BEGIN

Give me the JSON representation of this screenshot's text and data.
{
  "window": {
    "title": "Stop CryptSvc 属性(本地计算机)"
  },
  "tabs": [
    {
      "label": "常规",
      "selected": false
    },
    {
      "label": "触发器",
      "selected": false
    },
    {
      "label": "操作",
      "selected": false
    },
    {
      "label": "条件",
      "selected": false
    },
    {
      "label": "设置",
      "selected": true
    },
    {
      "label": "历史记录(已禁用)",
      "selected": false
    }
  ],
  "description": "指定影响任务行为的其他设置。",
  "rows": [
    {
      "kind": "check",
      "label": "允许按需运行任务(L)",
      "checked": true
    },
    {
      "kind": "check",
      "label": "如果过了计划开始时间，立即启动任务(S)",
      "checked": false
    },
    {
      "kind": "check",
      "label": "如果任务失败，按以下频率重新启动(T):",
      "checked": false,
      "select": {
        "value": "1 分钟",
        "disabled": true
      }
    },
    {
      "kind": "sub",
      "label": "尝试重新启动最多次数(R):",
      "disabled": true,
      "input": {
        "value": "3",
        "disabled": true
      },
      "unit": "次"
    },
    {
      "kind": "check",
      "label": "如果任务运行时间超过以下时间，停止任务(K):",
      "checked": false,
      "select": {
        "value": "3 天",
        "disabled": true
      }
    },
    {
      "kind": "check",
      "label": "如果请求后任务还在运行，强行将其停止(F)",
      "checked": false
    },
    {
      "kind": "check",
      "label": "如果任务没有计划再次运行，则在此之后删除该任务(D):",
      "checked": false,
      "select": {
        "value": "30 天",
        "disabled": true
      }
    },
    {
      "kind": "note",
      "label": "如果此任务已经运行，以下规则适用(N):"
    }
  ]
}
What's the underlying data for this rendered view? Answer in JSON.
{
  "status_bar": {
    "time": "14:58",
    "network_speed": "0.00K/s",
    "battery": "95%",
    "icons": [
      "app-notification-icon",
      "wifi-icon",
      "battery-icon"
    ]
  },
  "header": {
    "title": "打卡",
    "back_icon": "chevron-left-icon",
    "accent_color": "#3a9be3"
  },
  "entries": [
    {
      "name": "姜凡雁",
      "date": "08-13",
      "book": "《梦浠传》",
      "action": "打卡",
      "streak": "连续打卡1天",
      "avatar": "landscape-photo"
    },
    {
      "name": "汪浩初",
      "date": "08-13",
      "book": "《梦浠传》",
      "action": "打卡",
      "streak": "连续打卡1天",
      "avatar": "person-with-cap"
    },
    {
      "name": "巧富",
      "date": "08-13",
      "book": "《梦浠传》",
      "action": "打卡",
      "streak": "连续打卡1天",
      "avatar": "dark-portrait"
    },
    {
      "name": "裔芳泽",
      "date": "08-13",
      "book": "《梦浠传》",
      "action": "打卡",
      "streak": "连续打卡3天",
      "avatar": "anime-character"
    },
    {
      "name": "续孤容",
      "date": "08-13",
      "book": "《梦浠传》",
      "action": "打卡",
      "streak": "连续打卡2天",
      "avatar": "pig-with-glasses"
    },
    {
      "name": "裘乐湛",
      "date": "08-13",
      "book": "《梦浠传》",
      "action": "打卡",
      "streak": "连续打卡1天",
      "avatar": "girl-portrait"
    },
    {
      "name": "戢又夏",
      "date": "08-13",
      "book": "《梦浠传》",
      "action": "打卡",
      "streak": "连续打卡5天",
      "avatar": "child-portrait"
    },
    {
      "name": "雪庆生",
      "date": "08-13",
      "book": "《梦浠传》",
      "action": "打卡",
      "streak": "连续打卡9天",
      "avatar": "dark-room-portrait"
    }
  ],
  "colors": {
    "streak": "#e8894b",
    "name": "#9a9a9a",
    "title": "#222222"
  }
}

END

- [Exercise prompt] Write the material out exactly, with nothing left out.

- [Result below]
Give me the JSON representation of this screenshot's text and data.
{
  "window": {
    "title": "Stop CryptSvc 属性(本地计算机)"
  },
  "tabs": [
    {
      "label": "常规",
      "selected": false
    },
    {
      "label": "触发器",
      "selected": false
    },
    {
      "label": "操作",
      "selected": false
    },
    {
      "label": "条件",
      "selected": false
    },
    {
      "label": "设置",
      "selected": true
    },
    {
      "label": "历史记录(已禁用)",
      "selected": false
    }
  ],
  "description": "指定影响任务行为的其他设置。",
  "rows": [
    {
      "kind": "check",
      "label": "允许按需运行任务(L)",
      "checked": true
    },
    {
      "kind": "check",
      "label": "如果过了计划开始时间，立即启动任务(S)",
      "checked": false
    },
    {
      "kind": "check",
      "label": "如果任务失败，按以下频率重新启动(T):",
      "checked": false,
      "select": {
        "value": "1 分钟",
        "disabled": true
      }
    },
    {
      "kind": "sub",
      "label": "尝试重新启动最多次数(R):",
      "disabled": true,
      "input": {
        "value": "3",
        "disabled": true
      },
      "unit": "次"
    },
    {
      "kind": "check",
      "label": "如果任务运行时间超过以下时间，停止任务(K):",
      "checked": false,
      "select": {
        "value": "3 天",
        "disabled": true
      }
    },
    {
      "kind": "check",
      "label": "如果请求后任务还在运行，强行将其停止(F)",
      "checked": false
    },
    {
      "kind": "check",
      "label": "如果任务没有计划再次运行，则在此之后删除该任务(D):",
      "checked": false,
      "select": {
        "value": "30 天",
        "disabled": true
      }
    },
    {
      "kind": "note",
      "label": "如果此任务已经运行，以下规则适用(N):"
    }
  ]
}
What's the underlying data for this rendered view? Answer in JSON.
{
  "status_bar": {
    "time": "14:58",
    "network_speed": "0.00K/s",
    "battery": "95%",
    "icons": [
      "app-notification-icon",
      "wifi-icon",
      "battery-icon"
    ]
  },
  "header": {
    "title": "打卡",
    "back_icon": "chevron-left-icon",
    "accent_color": "#3a9be3"
  },
  "entries": [
    {
      "name": "姜凡雁",
      "date": "08-13",
      "book": "《梦浠传》",
      "action": "打卡",
      "streak": "连续打卡1天",
      "avatar": "landscape-photo"
    },
    {
      "name": "汪浩初",
      "date": "08-13",
      "book": "《梦浠传》",
      "action": "打卡",
      "streak": "连续打卡1天",
      "avatar": "person-with-cap"
    },
    {
      "name": "巧富",
      "date": "08-13",
      "book": "《梦浠传》",
      "action": "打卡",
      "streak": "连续打卡1天",
      "avatar": "dark-portrait"
    },
    {
      "name": "裔芳泽",
      "date": "08-13",
      "book": "《梦浠传》",
      "action": "打卡",
      "streak": "连续打卡3天",
      "avatar": "anime-character"
    },
    {
      "name": "续孤容",
      "date": "08-13",
      "book": "《梦浠传》",
      "action": "打卡",
      "streak": "连续打卡2天",
      "avatar": "pig-with-glasses"
    },
    {
      "name": "裘乐湛",
      "date": "08-13",
      "book": "《梦浠传》",
      "action": "打卡",
      "streak": "连续打卡1天",
      "avatar": "girl-portrait"
    },
    {
      "name": "戢又夏",
      "date": "08-13",
      "book": "《梦浠传》",
      "action": "打卡",
      "streak": "连续打卡5天",
      "avatar": "child-portrait"
    },
    {
      "name": "雪庆生",
      "date": "08-13",
      "book": "《梦浠传》",
      "action": "打卡",
      "streak": "连续打卡9天",
      "avatar": "dark-room-portrait"
    }
  ],
  "colors": {
    "streak": "#e8894b",
    "name": "#9a9a9a",
    "title": "#222222"
  }
}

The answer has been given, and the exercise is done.